→ **QUOTED TEXT**:
---

Not sure if you non -jews will understand this one...
Jacob needs his tallis cleaned, so he takes it to the best dry-cleaners in the city, Yu Feng Zo Cleaners. They tell him to come back in a week. When he returns, they give him the tallis and an invoice for $50.
"Fifty dollars to clean just one small tallis?" Jacob says.
"No," replies Yu Feng, "Five dollars to clean the tallis, fourty five dollars to take out all those knots!"
The tallis is like a scarf, its white and has a bunch of strings knotted up.
OK, last one...
Growing up Jewish:
If you are Jewish, and grew up in city with a large Jewish population, or are gentile with Jewish friends or associates, the following will invoke heartfelt memories, so read on.........
The Yiddish word for Today is PULKES (PUHL-kees) Translation: THIGHS. Please note: this word has been traced back to the language of one of the original Tribes of Israel, the Cellulites.
The only good advice that your Jewish mother gave you was:"Go! You might meet somebody!"
You grew up thinking it was normal for someone to shout "Are you okay?" through the bathroom door when you were in there longer than 3 minutes.
Your family dog responded to commands in Yiddish.
Every Saturday morning your father went to the neighborhood deli (called an "appetitizingstore") for whitefish salad, whitefish "chubs"), lox (nova if you were rich!), herring, corned beef, roast beef, cole slaw, potato sal ad, a 1/2-dozen huge barrel pickles which you reached into the brine for, a dozen assorted bagels, cream cheese and rye bread (sliced while he waited). All of which would be strictly off-limits until Sunday morning.

---

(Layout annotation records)
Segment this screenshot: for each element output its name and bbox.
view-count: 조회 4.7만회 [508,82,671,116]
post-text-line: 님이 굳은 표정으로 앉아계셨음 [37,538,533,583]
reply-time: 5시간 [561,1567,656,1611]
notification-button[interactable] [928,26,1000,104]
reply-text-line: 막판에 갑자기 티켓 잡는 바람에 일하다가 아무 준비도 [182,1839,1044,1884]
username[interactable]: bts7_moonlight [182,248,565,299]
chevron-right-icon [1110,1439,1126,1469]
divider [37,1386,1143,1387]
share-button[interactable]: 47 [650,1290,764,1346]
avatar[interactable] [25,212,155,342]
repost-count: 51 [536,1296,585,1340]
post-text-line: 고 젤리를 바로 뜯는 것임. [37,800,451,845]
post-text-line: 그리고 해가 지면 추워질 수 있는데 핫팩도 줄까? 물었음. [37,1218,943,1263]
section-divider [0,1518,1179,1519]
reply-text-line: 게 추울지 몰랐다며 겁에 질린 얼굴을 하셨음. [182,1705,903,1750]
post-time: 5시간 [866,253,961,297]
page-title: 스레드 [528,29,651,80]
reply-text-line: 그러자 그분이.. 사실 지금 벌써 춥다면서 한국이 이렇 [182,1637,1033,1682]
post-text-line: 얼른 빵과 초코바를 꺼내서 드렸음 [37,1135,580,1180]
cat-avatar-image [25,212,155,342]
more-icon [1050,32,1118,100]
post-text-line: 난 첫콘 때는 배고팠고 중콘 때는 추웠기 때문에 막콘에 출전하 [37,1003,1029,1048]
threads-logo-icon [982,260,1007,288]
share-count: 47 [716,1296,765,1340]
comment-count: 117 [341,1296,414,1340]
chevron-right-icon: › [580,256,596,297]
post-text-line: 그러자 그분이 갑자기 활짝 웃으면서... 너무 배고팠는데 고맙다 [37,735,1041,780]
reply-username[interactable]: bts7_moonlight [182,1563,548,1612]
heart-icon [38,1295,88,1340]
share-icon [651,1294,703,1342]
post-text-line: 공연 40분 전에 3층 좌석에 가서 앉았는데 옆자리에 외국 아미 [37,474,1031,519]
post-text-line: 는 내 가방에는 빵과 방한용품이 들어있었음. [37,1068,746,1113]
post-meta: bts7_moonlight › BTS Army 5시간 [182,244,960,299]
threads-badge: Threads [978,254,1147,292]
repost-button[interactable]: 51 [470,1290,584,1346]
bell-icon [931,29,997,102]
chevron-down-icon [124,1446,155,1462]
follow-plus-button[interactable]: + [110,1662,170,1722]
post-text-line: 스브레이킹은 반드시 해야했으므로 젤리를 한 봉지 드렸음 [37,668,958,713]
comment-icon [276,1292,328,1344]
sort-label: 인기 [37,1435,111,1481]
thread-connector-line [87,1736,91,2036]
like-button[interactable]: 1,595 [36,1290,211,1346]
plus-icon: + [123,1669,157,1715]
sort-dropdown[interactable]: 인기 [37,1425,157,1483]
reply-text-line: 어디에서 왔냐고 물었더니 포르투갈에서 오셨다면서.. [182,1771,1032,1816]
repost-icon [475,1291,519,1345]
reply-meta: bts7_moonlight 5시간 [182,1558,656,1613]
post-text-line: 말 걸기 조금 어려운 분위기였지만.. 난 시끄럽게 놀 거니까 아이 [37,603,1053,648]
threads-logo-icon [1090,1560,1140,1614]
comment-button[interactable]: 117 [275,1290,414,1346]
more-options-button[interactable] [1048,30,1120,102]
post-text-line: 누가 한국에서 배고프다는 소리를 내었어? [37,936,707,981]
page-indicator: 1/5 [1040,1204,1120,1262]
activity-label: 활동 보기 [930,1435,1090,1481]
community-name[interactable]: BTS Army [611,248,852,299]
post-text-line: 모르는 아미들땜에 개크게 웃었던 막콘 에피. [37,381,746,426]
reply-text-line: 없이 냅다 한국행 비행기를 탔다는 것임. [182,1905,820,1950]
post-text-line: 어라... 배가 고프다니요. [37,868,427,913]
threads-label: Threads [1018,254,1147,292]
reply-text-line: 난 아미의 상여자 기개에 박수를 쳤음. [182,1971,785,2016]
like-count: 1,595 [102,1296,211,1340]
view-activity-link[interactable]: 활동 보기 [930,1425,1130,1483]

---

→ **PARTS OF THE EXERCISE**:
1. For each statement, say yes or no on whether it agrees with the Jewish humor text, and quote the words that decide it. (a) The dry-cleaners told Jacob to come back in a week. (b) Jacob's invoice was for forty-five dollars. (c) The father went to the deli every Sunday morning.
2. Carry on the Jewish humor text from its last line.
These records come from a separate source.

→ **ANSWERS PER TASK**:
1.
(a) Yes: "They tell him to come back in a week."
(b) No: "an invoice for $50."
(c) No: "Every Saturday morning your father went to the neighborhood deli"

2.
Every Sunday afternoon was spent visiting your grandparents and/or other relatives.
You experienced the phenomenon of 50 people fitting into a 10-foot-wide dining room hitting each other with plastic plates trying to get to a deli tray.
You had at least one female relative who penciled on eyebrows which were always asymmetrical.
You thought pasta was stuff used exclusively for Kugel and kasha with bowties.
You were as tall as your grandmother by the age of seven.
You were as tall as your grandfather by age seven and a half.
You never knew anyone whose last name didn't end in one of 5 standard suffixes (berg, baum, man, stein and witz).
You were surprised to discover that wine doesn't always taste like cranberry sauce.
You can look at gefilte fish and not turn green.
When your mother smacked you really hard, she continued to make yo u feel bad for hurting her hand.
You can understand Yiddish but you can't speak it.
You know how to pronounce numerous Yiddish words and use them correctly in context, yet you don't know exactly what they mean. Kaynahurra .
You're still angry at your parents for not speaking both Yiddish and English to you when you were a baby.
You have at least one ancestor who is somehow related to your spouse's ancestor.
Your grandparents' newly washed linoleum floor was covered with the NY Times, which your grandparents couldn't read.
You thought speaking loud was normal.
You considered your Bar or Bat Mitzvah a "Get Out of Hebrew School Free" card.
You think eating half a jar of dill pickles is a wholesome snack.
You're compelled to mention your grandmother's "steel cannonballs" upon seeing fluffy matzo balls served at restaurants.
You buy 3 shopping bags worth of hot bagels on every trip to NYC and ship them home via FedEx. (Or, if you live near NYC or Philadelphia or another Jewish city hub, you drive 3 hours just to buy a dozen "real"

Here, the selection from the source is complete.